▶ **Texte**

Sun and Sail Club, ça vous parle ? Non ? C’est normal. Pour beaucoup, c’est un obscur side projet auquel on ne comprend pas grand chose. Pour d’autres, c’est surtout l’occasion de parler de son line-up digne d’un supergroupe 100% stoner. Mais pour quelques tarés dont je fais partie, Sun and Sail Club a atteint, dès son premier album, un statut culte. Et voilà que nos navigateurs des vagues du désert californien sont de retour avec “Shipwrecked”, l’occasion de revenir sur cette étrange et élégante monstruosité qu’est S&SC et de juger ce nouveau cru.
Laissez moi vous conter une histoire merveilleuse. C’est celle d’un guitariste qui se retrouve à jouer dans un groupe légendaire mais qui, parfois, se dit qu’il aimerait bien pouvoir utiliser les riffs complètement barrés qu’il écrit sur son temps libre bien loin du stoner de Fu Manchu. Il parle de son envie à son ami batteur Scott Reeder et tous deux commencent à travailler sur des compos par mails interposés. Et puis tant qu’à faire autant demander à l’autre Scott Reeder de jouer de la basse. Après tout, c’est l’occasion de valider une des plus vieilles vannes du monde du stoner. “C’est Scott Reeder et Scott Reeder qui entrent dans un bar et y’en a un qui est pieds nus”.
Ainsi, en 2013 sortait le plus ovni des ovnis du paysage stoner rock : “Mannequin” par Sun and Sail Club. Imaginez des interludes de guitare jazz presque manouche, entourant des riffs incongrus avec une prod mettant la guitare rythmique en avant comme jamais et pour couronner le tout … un vocoder en guise de chanteur. Et vous voilà face à un mélange de Kraftwerk, NoMeansNo et Slayer. Cet album n’avait aucun sens, c’était une anomalie, une énigme. Et moi, un peu par amour de l’exotisme, beaucoup par mon attrait pour ces riffs si incisifs et surprenants, je suis tombé raide dingue de cet album. Je pense franchement que peu d’être humains ont autant poncé ce disque d’avant garde, plein de défauts évidents mais au charme si spécifique qu’il me foudroie à chaque écoute.

▶ **Informations fournies**

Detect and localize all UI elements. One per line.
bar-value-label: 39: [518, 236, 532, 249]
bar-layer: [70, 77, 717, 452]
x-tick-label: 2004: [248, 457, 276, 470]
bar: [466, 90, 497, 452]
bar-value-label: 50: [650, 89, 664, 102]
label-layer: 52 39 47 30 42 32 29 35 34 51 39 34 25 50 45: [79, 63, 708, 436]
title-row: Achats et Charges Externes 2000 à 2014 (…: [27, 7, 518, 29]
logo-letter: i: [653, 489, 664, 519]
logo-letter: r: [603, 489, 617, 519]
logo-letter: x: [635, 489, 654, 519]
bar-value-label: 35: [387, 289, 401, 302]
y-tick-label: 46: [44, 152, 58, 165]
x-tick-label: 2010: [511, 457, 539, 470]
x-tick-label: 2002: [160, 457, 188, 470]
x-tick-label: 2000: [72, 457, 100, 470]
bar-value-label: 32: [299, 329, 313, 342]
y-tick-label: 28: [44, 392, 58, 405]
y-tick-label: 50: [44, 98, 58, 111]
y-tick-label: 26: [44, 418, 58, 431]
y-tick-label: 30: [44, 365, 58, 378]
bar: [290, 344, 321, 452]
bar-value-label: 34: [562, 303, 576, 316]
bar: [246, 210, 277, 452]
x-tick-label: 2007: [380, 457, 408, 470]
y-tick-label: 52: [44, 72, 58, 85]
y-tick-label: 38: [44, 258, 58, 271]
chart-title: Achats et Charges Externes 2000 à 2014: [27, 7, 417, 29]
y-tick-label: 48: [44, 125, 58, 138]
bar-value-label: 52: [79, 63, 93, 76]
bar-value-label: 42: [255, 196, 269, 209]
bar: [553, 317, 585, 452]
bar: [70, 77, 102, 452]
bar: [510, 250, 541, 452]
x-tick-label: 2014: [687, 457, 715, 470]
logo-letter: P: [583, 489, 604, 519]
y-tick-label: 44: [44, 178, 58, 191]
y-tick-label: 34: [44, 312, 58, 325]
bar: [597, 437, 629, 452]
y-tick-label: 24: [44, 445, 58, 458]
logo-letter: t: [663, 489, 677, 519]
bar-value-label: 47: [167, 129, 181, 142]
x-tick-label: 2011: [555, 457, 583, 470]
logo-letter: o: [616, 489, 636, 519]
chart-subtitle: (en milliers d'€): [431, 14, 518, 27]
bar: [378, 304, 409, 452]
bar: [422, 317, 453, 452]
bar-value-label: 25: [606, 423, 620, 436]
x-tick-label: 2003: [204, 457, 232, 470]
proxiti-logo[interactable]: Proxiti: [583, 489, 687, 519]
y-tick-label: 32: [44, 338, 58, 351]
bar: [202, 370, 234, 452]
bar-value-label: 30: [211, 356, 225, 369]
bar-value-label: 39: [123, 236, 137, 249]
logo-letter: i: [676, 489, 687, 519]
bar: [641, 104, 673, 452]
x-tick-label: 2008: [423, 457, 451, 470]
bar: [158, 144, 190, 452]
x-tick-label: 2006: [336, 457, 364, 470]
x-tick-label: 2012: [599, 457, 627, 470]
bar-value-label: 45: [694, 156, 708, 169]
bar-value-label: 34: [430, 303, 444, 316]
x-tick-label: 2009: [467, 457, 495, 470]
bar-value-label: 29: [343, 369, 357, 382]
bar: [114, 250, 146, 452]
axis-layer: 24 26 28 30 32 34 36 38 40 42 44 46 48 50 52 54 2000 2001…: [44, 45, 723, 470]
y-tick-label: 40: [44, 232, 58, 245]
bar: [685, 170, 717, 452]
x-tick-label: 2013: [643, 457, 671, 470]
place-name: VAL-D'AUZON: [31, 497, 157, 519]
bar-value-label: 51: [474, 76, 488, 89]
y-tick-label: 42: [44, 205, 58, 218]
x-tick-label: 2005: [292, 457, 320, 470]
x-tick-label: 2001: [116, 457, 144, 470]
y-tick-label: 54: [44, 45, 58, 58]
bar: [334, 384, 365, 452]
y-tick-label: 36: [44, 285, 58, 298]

▶ **À faire**
1 - Pouvez-vous réécrire sous forme de liste le paragraphe du texte qui commence par « Laissez moi vous conter », en conservant ses faits principaux ?
2 - Pouvez-vous recopier à l'identique le passage du texte qui va de « Sun and Sail Club, ça » jusqu'à « ce nouveau cru. » ?
3 - Les affirmations suivantes concordent-elles avec le texte ? Répondez par oui ou par non pour chacune, en citant les mots décisifs du texte.
(a) L'album « Mannequin » est sorti en 2013.
(b) Sur « Mannequin », le chant est assuré par un chanteur sans aucun effet.
(c) Le nouvel album de Sun and Sail Club s'intitule « Shipwrecked ».
Les enregistrements n'ont aucun lien avec le texte.

▶ **En réponse**
1 -
- Un guitariste d'un groupe légendaire aimerait utiliser les riffs complètement barrés qu'il écrit sur son temps libre, bien loin du stoner de Fu Manchu.
- Il en parle à son ami batteur Scott Reeder, et tous deux commencent à travailler sur des compositions par courriels.
- Ils demandent à l'autre Scott Reeder de jouer de la basse.
- C'est l'occasion de valider une des plus vieilles blagues du stoner : « C'est Scott Reeder et Scott Reeder qui entrent dans un bar et y'en a un qui est pieds nus ».

2 -
Sun and Sail Club, ça vous parle ? Non ? C’est normal. Pour beaucoup, c’est un obscur side projet auquel on ne comprend pas grand chose. Pour d’autres, c’est surtout l’occasion de parler de son line-up digne d’un supergroupe 100% stoner. Mais pour quelques tarés dont je fais partie, Sun and Sail Club a atteint, dès son premier album, un statut culte. Et voilà que nos navigateurs des vagues du désert californien sont de retour avec “Shipwrecked”, l’occasion de revenir sur cette étrange et élégante monstruosité qu’est S&SC et de juger ce nouveau cru.

3 -
(a) Oui : « en 2013 sortait le plus ovni des ovnis du paysage stoner rock : “Mannequin” par Sun and Sail Club »
(b) Non : « un vocoder en guise de chanteur »
(c) Oui : « nos navigateurs des vagues du désert californien sont de retour avec “Shipwrecked” »